Exercise inputs -
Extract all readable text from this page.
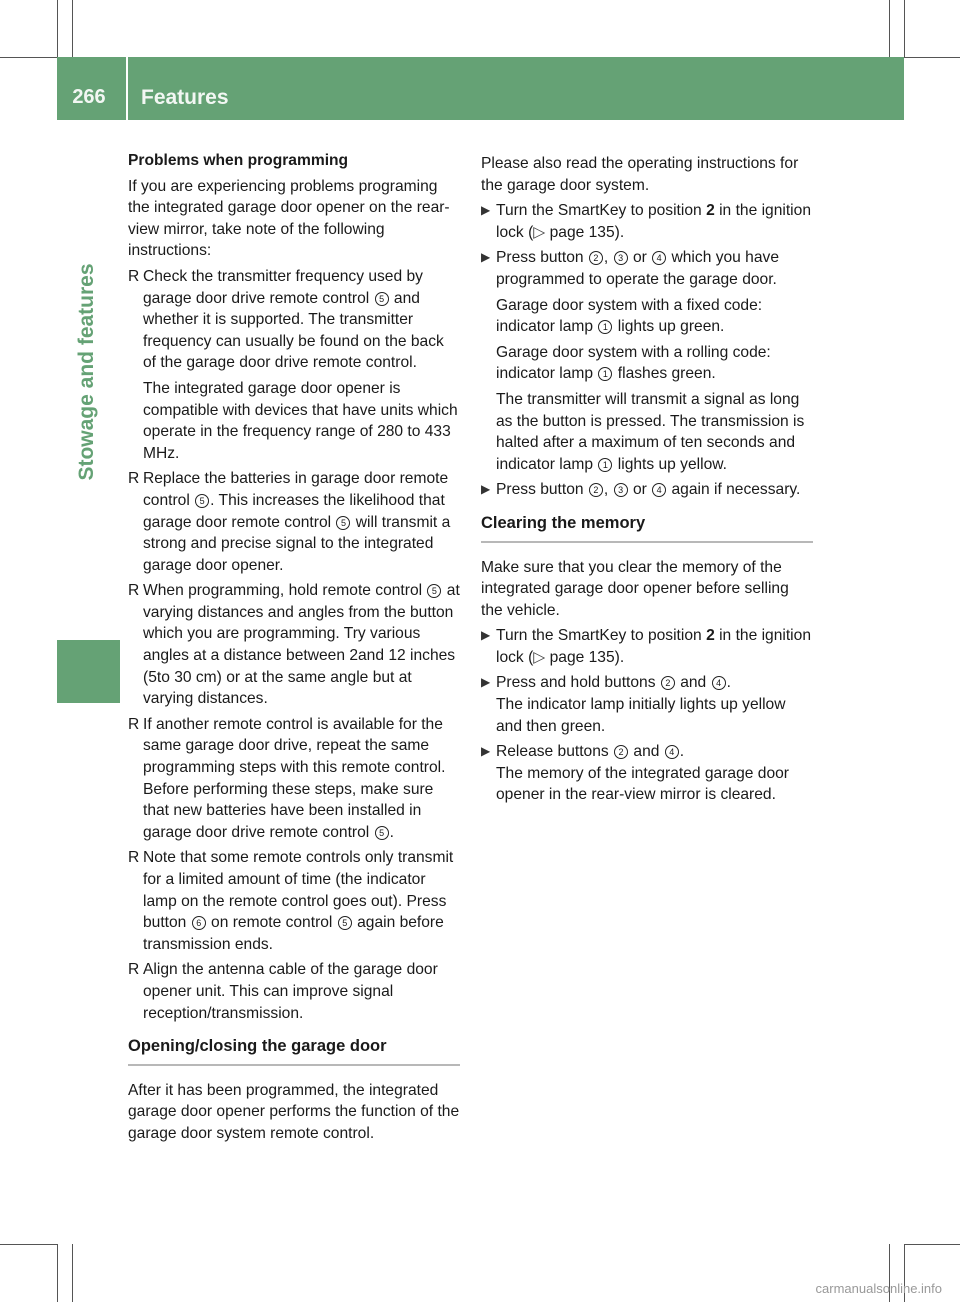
266	Features
Stowage and features
Problems when programming

If you are experiencing problems programing the integrated garage door opener on the rear-view mirror, take note of the following instructions:

R Check the transmitter frequency used by garage door drive remote control 5 and whether it is supported. The transmitter frequency can usually be found on the back of the garage door drive remote control.
The integrated garage door opener is compatible with devices that have units which operate in the frequency range of 280 to 433 MHz.
R Replace the batteries in garage door remote control 5 . This increases the likelihood that garage door remote control 5 will transmit a strong and precise signal to the integrated garage door opener.
R When programming, hold remote control 5 at varying distances and angles from the button which you are programming. Try various angles at a distance between 2and 12 inches (5to 30 cm) or at the same angle but at varying distances.
R If another remote control is available for the same garage door drive, repeat the same programming steps with this remote control. Before performing these steps, make sure that new batteries have been installed in garage door drive remote control 5 .
R Note that some remote controls only transmit for a limited amount of time (the indicator lamp on the remote control goes out). Press button 6 on remote control 5 again before transmission ends.
R Align the antenna cable of the garage door opener unit. This can improve signal reception/transmission.
Opening/closing the garage door

After it has been programmed, the integrated garage door opener performs the function of the garage door system remote control.

Please also read the operating instructions for the garage door system.

▶ Turn the SmartKey to position 2 in the ignition lock (▷ page 135).
▶ Press button 2 , 3 or 4 which you have programmed to operate the garage door.
Garage door system with a fixed code: indicator lamp 1 lights up green.
Garage door system with a rolling code: indicator lamp 1 flashes green.
The transmitter will transmit a signal as long as the button is pressed. The transmission is halted after a maximum of ten seconds and indicator lamp 1 lights up yellow.
▶ Press button 2 , 3 or 4 again if necessary.
Clearing the memory

Make sure that you clear the memory of the integrated garage door opener before selling the vehicle.

▶ Turn the SmartKey to position 2 in the ignition lock (▷ page 135).
▶ Press and hold buttons 2 and 4 .
The indicator lamp initially lights up yellow and then green.
▶ Release buttons 2 and 4 .
The memory of the integrated garage door opener in the rear-view mirror is cleared.
carmanualsonline.info
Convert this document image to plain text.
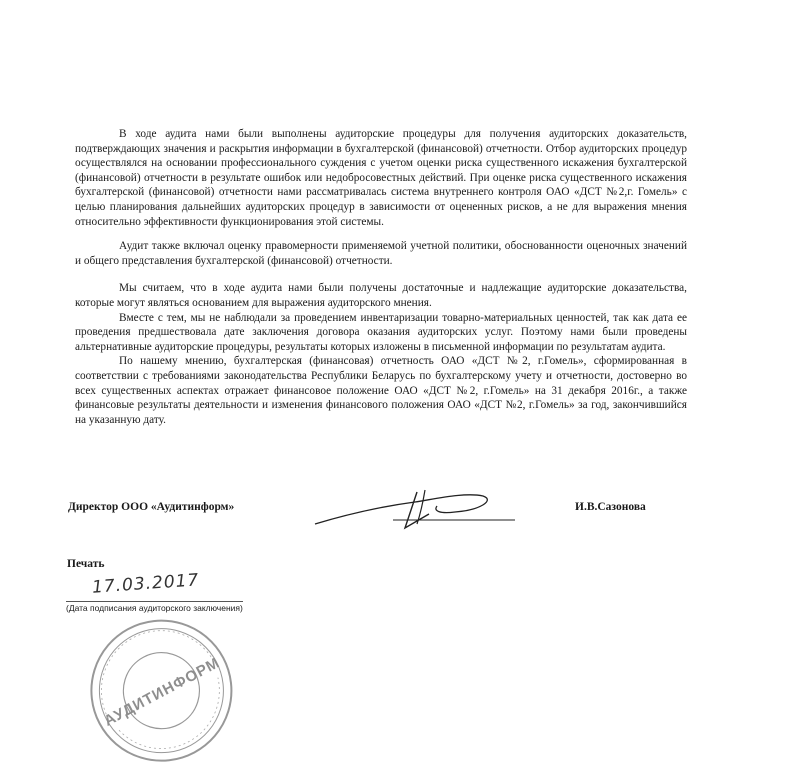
В ходе аудита нами были выполнены аудиторские процедуры для получения аудиторских доказательств, подтверждающих значения и раскрытия информации в бухгалтерской (финансовой) отчетности. Отбор аудиторских процедур осуществлялся на основании профессионального суждения с учетом оценки риска существенного искажения бухгалтерской (финансовой) отчетности в результате ошибок или недобросовестных действий. При оценке риска существенного искажения бухгалтерской (финансовой) отчетности нами рассматривалась система внутреннего контроля ОАО «ДСТ №2,г. Гомель» с целью планирования дальнейших аудиторских процедур в зависимости от оцененных рисков, а не для выражения мнения относительно эффективности функционирования этой системы.

Аудит также включал оценку правомерности применяемой учетной политики, обоснованности оценочных значений и общего представления бухгалтерской (финансовой) отчетности.

Мы считаем, что в ходе аудита нами были получены достаточные и надлежащие аудиторские доказательства, которые могут являться основанием для выражения аудиторского мнения.

Вместе с тем, мы не наблюдали за проведением инвентаризации товарно-материальных ценностей, так как дата ее проведения предшествовала дате заключения договора оказания аудиторских услуг. Поэтому нами были проведены альтернативные аудиторские процедуры, результаты которых изложены в письменной информации по результатам аудита.

По нашему мнению, бухгалтерская (финансовая) отчетность ОАО «ДСТ №2, г.Гомель», сформированная в соответствии с требованиями законодательства Республики Беларусь по бухгалтерскому учету и отчетности, достоверно во всех существенных аспектах отражает финансовое положение ОАО «ДСТ №2, г.Гомель» на 31 декабря 2016г., а также финансовые результаты деятельности и изменения финансового положения ОАО «ДСТ №2, г.Гомель» за год, закончившийся на указанную дату.

Директор ООО «Аудитинформ»	И.В.Сазонова
Печать
17.03.2017
(Дата подписания аудиторского заключения)
АУДИТИНФОРМ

Goal of the exercise - Return every line in the listing that contains the word "frequency".

Solution for this task -
R Check the transmitter frequency used by garage door drive remote control 5 and whether it is supported. The transmitter frequency can usually be found on the back of the garage door drive remote control.
The integrated garage door opener is compatible with devices that have units which operate in the frequency range of 280 to 433 MHz.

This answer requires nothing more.